Could you give the data below again, exactly and completely?

[Start]

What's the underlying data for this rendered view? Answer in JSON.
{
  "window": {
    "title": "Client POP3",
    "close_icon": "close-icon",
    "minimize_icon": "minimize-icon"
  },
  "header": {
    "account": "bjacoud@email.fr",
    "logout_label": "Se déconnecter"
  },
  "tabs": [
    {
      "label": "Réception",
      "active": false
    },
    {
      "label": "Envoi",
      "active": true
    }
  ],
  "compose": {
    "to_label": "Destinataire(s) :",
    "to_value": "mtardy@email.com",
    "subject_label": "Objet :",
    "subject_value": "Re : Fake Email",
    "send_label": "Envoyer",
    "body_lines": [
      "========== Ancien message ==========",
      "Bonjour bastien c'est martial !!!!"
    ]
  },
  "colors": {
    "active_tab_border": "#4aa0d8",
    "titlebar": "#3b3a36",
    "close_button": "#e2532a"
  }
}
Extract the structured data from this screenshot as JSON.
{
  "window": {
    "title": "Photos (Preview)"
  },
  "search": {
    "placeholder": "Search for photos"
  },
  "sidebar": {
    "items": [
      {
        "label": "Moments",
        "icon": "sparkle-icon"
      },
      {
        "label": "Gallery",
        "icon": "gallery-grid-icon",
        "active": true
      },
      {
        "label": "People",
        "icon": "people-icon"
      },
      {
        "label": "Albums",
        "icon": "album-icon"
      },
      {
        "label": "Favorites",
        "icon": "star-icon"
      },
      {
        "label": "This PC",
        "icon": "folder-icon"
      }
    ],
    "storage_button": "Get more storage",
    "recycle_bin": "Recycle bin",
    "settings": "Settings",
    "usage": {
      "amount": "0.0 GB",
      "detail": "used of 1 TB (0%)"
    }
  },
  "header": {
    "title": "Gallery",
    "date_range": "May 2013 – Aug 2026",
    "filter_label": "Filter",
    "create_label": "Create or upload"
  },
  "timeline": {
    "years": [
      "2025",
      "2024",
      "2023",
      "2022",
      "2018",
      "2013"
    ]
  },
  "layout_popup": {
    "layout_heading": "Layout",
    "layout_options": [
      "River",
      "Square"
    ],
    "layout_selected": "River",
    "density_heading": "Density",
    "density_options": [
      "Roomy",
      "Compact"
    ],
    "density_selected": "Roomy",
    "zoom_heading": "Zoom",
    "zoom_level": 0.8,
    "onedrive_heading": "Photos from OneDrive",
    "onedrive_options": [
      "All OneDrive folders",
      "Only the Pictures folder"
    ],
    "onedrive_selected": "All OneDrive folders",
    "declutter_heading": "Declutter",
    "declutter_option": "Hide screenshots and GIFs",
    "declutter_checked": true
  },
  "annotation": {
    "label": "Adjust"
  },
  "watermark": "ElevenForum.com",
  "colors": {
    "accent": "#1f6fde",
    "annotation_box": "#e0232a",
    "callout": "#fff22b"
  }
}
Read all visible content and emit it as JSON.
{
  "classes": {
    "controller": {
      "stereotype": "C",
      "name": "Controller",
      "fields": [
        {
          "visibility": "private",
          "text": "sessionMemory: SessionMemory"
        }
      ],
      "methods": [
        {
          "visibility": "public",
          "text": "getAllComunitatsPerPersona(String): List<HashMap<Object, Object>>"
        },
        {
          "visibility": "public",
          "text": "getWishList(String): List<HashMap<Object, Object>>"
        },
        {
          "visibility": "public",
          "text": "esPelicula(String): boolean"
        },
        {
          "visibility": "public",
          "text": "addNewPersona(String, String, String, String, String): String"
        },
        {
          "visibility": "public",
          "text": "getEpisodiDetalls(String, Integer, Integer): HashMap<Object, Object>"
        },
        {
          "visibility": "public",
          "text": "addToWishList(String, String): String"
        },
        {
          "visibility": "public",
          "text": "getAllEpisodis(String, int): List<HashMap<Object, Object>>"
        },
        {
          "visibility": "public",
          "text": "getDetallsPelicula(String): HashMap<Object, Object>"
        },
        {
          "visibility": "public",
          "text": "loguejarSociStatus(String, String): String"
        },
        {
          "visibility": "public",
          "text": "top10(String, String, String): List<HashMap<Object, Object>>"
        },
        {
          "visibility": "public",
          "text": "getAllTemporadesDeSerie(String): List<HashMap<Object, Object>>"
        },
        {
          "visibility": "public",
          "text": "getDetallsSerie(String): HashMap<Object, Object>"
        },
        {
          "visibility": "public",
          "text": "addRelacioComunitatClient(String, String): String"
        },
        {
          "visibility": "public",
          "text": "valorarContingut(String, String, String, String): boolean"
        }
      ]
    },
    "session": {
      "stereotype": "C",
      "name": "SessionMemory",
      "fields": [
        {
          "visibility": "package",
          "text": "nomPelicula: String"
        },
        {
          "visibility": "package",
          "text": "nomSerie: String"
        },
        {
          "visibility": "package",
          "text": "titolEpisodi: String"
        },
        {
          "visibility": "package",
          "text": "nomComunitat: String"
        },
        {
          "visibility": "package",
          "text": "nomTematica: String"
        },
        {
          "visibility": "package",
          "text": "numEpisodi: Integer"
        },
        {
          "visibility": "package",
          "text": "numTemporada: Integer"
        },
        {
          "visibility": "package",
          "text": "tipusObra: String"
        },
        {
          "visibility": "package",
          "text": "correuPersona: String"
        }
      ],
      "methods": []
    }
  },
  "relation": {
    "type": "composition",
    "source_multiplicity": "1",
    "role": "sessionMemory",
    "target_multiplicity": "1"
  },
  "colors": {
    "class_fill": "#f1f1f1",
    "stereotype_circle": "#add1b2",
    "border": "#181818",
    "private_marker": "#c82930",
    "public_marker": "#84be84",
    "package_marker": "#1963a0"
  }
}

[End]

* Answer for this exercise *
What's the underlying data for this rendered view? Answer in JSON.
{
  "window": {
    "title": "Client POP3",
    "close_icon": "close-icon",
    "minimize_icon": "minimize-icon"
  },
  "header": {
    "account": "bjacoud@email.fr",
    "logout_label": "Se déconnecter"
  },
  "tabs": [
    {
      "label": "Réception",
      "active": false
    },
    {
      "label": "Envoi",
      "active": true
    }
  ],
  "compose": {
    "to_label": "Destinataire(s) :",
    "to_value": "mtardy@email.com",
    "subject_label": "Objet :",
    "subject_value": "Re : Fake Email",
    "send_label": "Envoyer",
    "body_lines": [
      "========== Ancien message ==========",
      "Bonjour bastien c'est martial !!!!"
    ]
  },
  "colors": {
    "active_tab_border": "#4aa0d8",
    "titlebar": "#3b3a36",
    "close_button": "#e2532a"
  }
}
Extract the structured data from this screenshot as JSON.
{
  "window": {
    "title": "Photos (Preview)"
  },
  "search": {
    "placeholder": "Search for photos"
  },
  "sidebar": {
    "items": [
      {
        "label": "Moments",
        "icon": "sparkle-icon"
      },
      {
        "label": "Gallery",
        "icon": "gallery-grid-icon",
        "active": true
      },
      {
        "label": "People",
        "icon": "people-icon"
      },
      {
        "label": "Albums",
        "icon": "album-icon"
      },
      {
        "label": "Favorites",
        "icon": "star-icon"
      },
      {
        "label": "This PC",
        "icon": "folder-icon"
      }
    ],
    "storage_button": "Get more storage",
    "recycle_bin": "Recycle bin",
    "settings": "Settings",
    "usage": {
      "amount": "0.0 GB",
      "detail": "used of 1 TB (0%)"
    }
  },
  "header": {
    "title": "Gallery",
    "date_range": "May 2013 – Aug 2026",
    "filter_label": "Filter",
    "create_label": "Create or upload"
  },
  "timeline": {
    "years": [
      "2025",
      "2024",
      "2023",
      "2022",
      "2018",
      "2013"
    ]
  },
  "layout_popup": {
    "layout_heading": "Layout",
    "layout_options": [
      "River",
      "Square"
    ],
    "layout_selected": "River",
    "density_heading": "Density",
    "density_options": [
      "Roomy",
      "Compact"
    ],
    "density_selected": "Roomy",
    "zoom_heading": "Zoom",
    "zoom_level": 0.8,
    "onedrive_heading": "Photos from OneDrive",
    "onedrive_options": [
      "All OneDrive folders",
      "Only the Pictures folder"
    ],
    "onedrive_selected": "All OneDrive folders",
    "declutter_heading": "Declutter",
    "declutter_option": "Hide screenshots and GIFs",
    "declutter_checked": true
  },
  "annotation": {
    "label": "Adjust"
  },
  "watermark": "ElevenForum.com",
  "colors": {
    "accent": "#1f6fde",
    "annotation_box": "#e0232a",
    "callout": "#fff22b"
  }
}
Read all visible content and emit it as JSON.
{
  "classes": {
    "controller": {
      "stereotype": "C",
      "name": "Controller",
      "fields": [
        {
          "visibility": "private",
          "text": "sessionMemory: SessionMemory"
        }
      ],
      "methods": [
        {
          "visibility": "public",
          "text": "getAllComunitatsPerPersona(String): List<HashMap<Object, Object>>"
        },
        {
          "visibility": "public",
          "text": "getWishList(String): List<HashMap<Object, Object>>"
        },
        {
          "visibility": "public",
          "text": "esPelicula(String): boolean"
        },
        {
          "visibility": "public",
          "text": "addNewPersona(String, String, String, String, String): String"
        },
        {
          "visibility": "public",
          "text": "getEpisodiDetalls(String, Integer, Integer): HashMap<Object, Object>"
        },
        {
          "visibility": "public",
          "text": "addToWishList(String, String): String"
        },
        {
          "visibility": "public",
          "text": "getAllEpisodis(String, int): List<HashMap<Object, Object>>"
        },
        {
          "visibility": "public",
          "text": "getDetallsPelicula(String): HashMap<Object, Object>"
        },
        {
          "visibility": "public",
          "text": "loguejarSociStatus(String, String): String"
        },
        {
          "visibility": "public",
          "text": "top10(String, String, String): List<HashMap<Object, Object>>"
        },
        {
          "visibility": "public",
          "text": "getAllTemporadesDeSerie(String): List<HashMap<Object, Object>>"
        },
        {
          "visibility": "public",
          "text": "getDetallsSerie(String): HashMap<Object, Object>"
        },
        {
          "visibility": "public",
          "text": "addRelacioComunitatClient(String, String): String"
        },
        {
          "visibility": "public",
          "text": "valorarContingut(String, String, String, String): boolean"
        }
      ]
    },
    "session": {
      "stereotype": "C",
      "name": "SessionMemory",
      "fields": [
        {
          "visibility": "package",
          "text": "nomPelicula: String"
        },
        {
          "visibility": "package",
          "text": "nomSerie: String"
        },
        {
          "visibility": "package",
          "text": "titolEpisodi: String"
        },
        {
          "visibility": "package",
          "text": "nomComunitat: String"
        },
        {
          "visibility": "package",
          "text": "nomTematica: String"
        },
        {
          "visibility": "package",
          "text": "numEpisodi: Integer"
        },
        {
          "visibility": "package",
          "text": "numTemporada: Integer"
        },
        {
          "visibility": "package",
          "text": "tipusObra: String"
        },
        {
          "visibility": "package",
          "text": "correuPersona: String"
        }
      ],
      "methods": []
    }
  },
  "relation": {
    "type": "composition",
    "source_multiplicity": "1",
    "role": "sessionMemory",
    "target_multiplicity": "1"
  },
  "colors": {
    "class_fill": "#f1f1f1",
    "stereotype_circle": "#add1b2",
    "border": "#181818",
    "private_marker": "#c82930",
    "public_marker": "#84be84",
    "package_marker": "#1963a0"
  }
}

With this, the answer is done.